▸ **Provided records**:

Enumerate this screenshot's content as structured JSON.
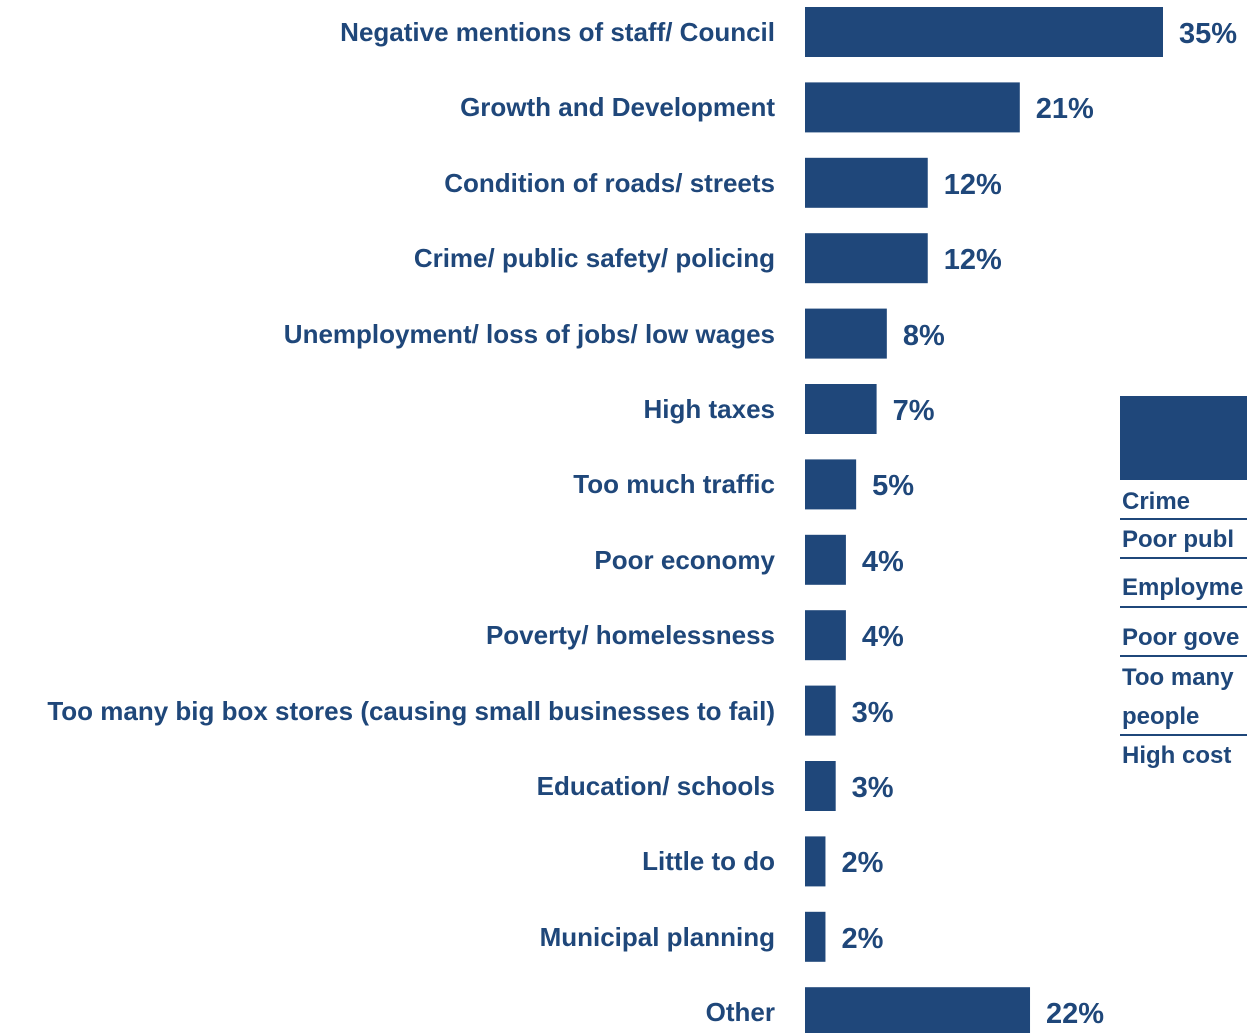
{
  "chart_data": {
    "type": "bar",
    "orientation": "horizontal",
    "categories": [
      "Negative mentions of staff/ Council",
      "Growth and Development",
      "Condition of roads/ streets",
      "Crime/ public safety/ policing",
      "Unemployment/ loss of jobs/ low wages",
      "High taxes",
      "Too much traffic",
      "Poor economy",
      "Poverty/ homelessness",
      "Too many big box stores (causing small businesses to fail)",
      "Education/ schools",
      "Little to do",
      "Municipal planning",
      "Other"
    ],
    "values": [
      35,
      21,
      12,
      12,
      8,
      7,
      5,
      4,
      4,
      3,
      3,
      2,
      2,
      22
    ],
    "value_labels": [
      "35%",
      "21%",
      "12%",
      "12%",
      "8%",
      "7%",
      "5%",
      "4%",
      "4%",
      "3%",
      "3%",
      "2%",
      "2%",
      "22%"
    ],
    "xlim": [
      0,
      35
    ],
    "grid": false,
    "bar_color": "#1f477a"
  },
  "side_table": {
    "rows": [
      "Crime",
      "Poor publ",
      "Employme",
      "Poor gove",
      "Too many",
      "people",
      "High cost"
    ]
  }
}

▸ **Problem**: Determine how many lines of the material include the string "Crime". Output only that count.

▸ **Output below**: 2